**Exercise brief**:
Print every entry word for word, but omit the pictures.

**Record extracts**:
---
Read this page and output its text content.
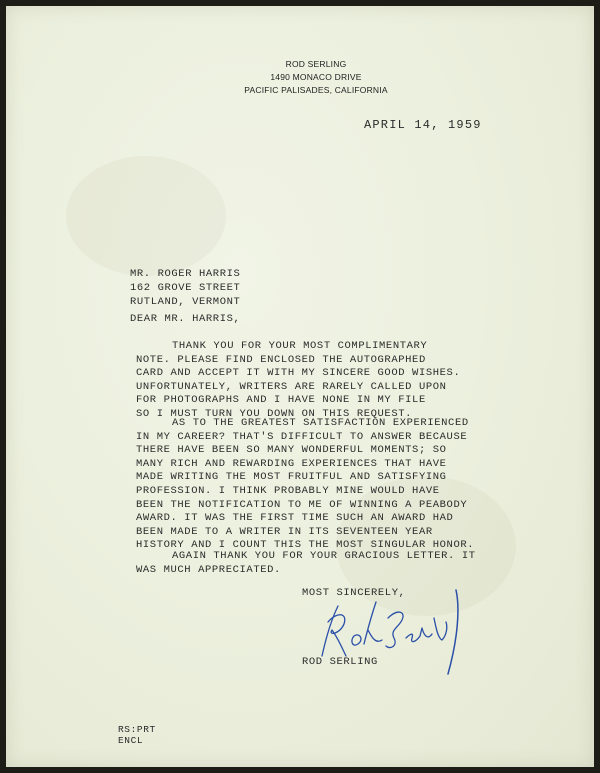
ROD SERLING
1490 MONACO DRIVE
PACIFIC PALISADES, CALIFORNIA
APRIL 14, 1959
MR. ROGER HARRIS
162 GROVE STREET
RUTLAND, VERMONT
DEAR MR. HARRIS,
THANK YOU FOR YOUR MOST COMPLIMENTARY
NOTE. PLEASE FIND ENCLOSED THE AUTOGRAPHED
CARD AND ACCEPT IT WITH MY SINCERE GOOD WISHES.
UNFORTUNATELY, WRITERS ARE RARELY CALLED UPON
FOR PHOTOGRAPHS AND I HAVE NONE IN MY FILE
SO I MUST TURN YOU DOWN ON THIS REQUEST.
AS TO THE GREATEST SATISFACTION EXPERIENCED
IN MY CAREER? THAT'S DIFFICULT TO ANSWER BECAUSE
THERE HAVE BEEN SO MANY WONDERFUL MOMENTS; SO
MANY RICH AND REWARDING EXPERIENCES THAT HAVE
MADE WRITING THE MOST FRUITFUL AND SATISFYING
PROFESSION. I THINK PROBABLY MINE WOULD HAVE
BEEN THE NOTIFICATION TO ME OF WINNING A PEABODY
AWARD. IT WAS THE FIRST TIME SUCH AN AWARD HAD
BEEN MADE TO A WRITER IN ITS SEVENTEEN YEAR
HISTORY AND I COUNT THIS THE MOST SINGULAR HONOR.
AGAIN THANK YOU FOR YOUR GRACIOUS LETTER. IT
WAS MUCH APPRECIATED.
MOST SINCERELY,
ROD SERLING
RS:PRT
ENCL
---
**Solved exercise**:
Read this page and output its text content.
ROD SERLING
1490 MONACO DRIVE
PACIFIC PALISADES, CALIFORNIA
APRIL 14, 1959
MR. ROGER HARRIS
162 GROVE STREET
RUTLAND, VERMONT
DEAR MR. HARRIS,
THANK YOU FOR YOUR MOST COMPLIMENTARY
NOTE. PLEASE FIND ENCLOSED THE AUTOGRAPHED
CARD AND ACCEPT IT WITH MY SINCERE GOOD WISHES.
UNFORTUNATELY, WRITERS ARE RARELY CALLED UPON
FOR PHOTOGRAPHS AND I HAVE NONE IN MY FILE
SO I MUST TURN YOU DOWN ON THIS REQUEST.
AS TO THE GREATEST SATISFACTION EXPERIENCED
IN MY CAREER? THAT'S DIFFICULT TO ANSWER BECAUSE
THERE HAVE BEEN SO MANY WONDERFUL MOMENTS; SO
MANY RICH AND REWARDING EXPERIENCES THAT HAVE
MADE WRITING THE MOST FRUITFUL AND SATISFYING
PROFESSION. I THINK PROBABLY MINE WOULD HAVE
BEEN THE NOTIFICATION TO ME OF WINNING A PEABODY
AWARD. IT WAS THE FIRST TIME SUCH AN AWARD HAD
BEEN MADE TO A WRITER IN ITS SEVENTEEN YEAR
HISTORY AND I COUNT THIS THE MOST SINGULAR HONOR.
AGAIN THANK YOU FOR YOUR GRACIOUS LETTER. IT
WAS MUCH APPRECIATED.
MOST SINCERELY,
ROD SERLING
RS:PRT
ENCL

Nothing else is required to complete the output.